#### DATA:
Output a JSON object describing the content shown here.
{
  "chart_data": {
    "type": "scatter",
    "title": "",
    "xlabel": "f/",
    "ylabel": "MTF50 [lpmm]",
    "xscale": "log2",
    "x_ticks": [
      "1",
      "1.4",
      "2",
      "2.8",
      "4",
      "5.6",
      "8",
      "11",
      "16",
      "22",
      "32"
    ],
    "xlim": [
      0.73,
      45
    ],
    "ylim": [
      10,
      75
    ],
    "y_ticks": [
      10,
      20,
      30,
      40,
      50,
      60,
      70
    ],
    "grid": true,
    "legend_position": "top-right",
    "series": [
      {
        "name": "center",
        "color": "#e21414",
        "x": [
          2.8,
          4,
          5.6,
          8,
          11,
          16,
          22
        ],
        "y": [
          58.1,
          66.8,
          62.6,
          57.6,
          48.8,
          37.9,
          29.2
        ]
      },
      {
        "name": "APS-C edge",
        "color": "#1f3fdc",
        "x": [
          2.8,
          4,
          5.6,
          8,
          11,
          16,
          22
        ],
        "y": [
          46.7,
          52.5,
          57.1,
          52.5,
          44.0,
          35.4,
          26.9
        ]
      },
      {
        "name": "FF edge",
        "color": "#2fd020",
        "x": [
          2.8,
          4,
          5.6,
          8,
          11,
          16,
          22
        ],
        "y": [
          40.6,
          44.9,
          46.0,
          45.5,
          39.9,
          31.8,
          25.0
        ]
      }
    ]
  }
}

#### YOUR GOAL:
Transcribe the data. Leave every line exactly as it is.

#### REPLY:
Output a JSON object describing the content shown here.
{
  "chart_data": {
    "type": "scatter",
    "title": "",
    "xlabel": "f/",
    "ylabel": "MTF50 [lpmm]",
    "xscale": "log2",
    "x_ticks": [
      "1",
      "1.4",
      "2",
      "2.8",
      "4",
      "5.6",
      "8",
      "11",
      "16",
      "22",
      "32"
    ],
    "xlim": [
      0.73,
      45
    ],
    "ylim": [
      10,
      75
    ],
    "y_ticks": [
      10,
      20,
      30,
      40,
      50,
      60,
      70
    ],
    "grid": true,
    "legend_position": "top-right",
    "series": [
      {
        "name": "center",
        "color": "#e21414",
        "x": [
          2.8,
          4,
          5.6,
          8,
          11,
          16,
          22
        ],
        "y": [
          58.1,
          66.8,
          62.6,
          57.6,
          48.8,
          37.9,
          29.2
        ]
      },
      {
        "name": "APS-C edge",
        "color": "#1f3fdc",
        "x": [
          2.8,
          4,
          5.6,
          8,
          11,
          16,
          22
        ],
        "y": [
          46.7,
          52.5,
          57.1,
          52.5,
          44.0,
          35.4,
          26.9
        ]
      },
      {
        "name": "FF edge",
        "color": "#2fd020",
        "x": [
          2.8,
          4,
          5.6,
          8,
          11,
          16,
          22
        ],
        "y": [
          40.6,
          44.9,
          46.0,
          45.5,
          39.9,
          31.8,
          25.0
        ]
      }
    ]
  }
}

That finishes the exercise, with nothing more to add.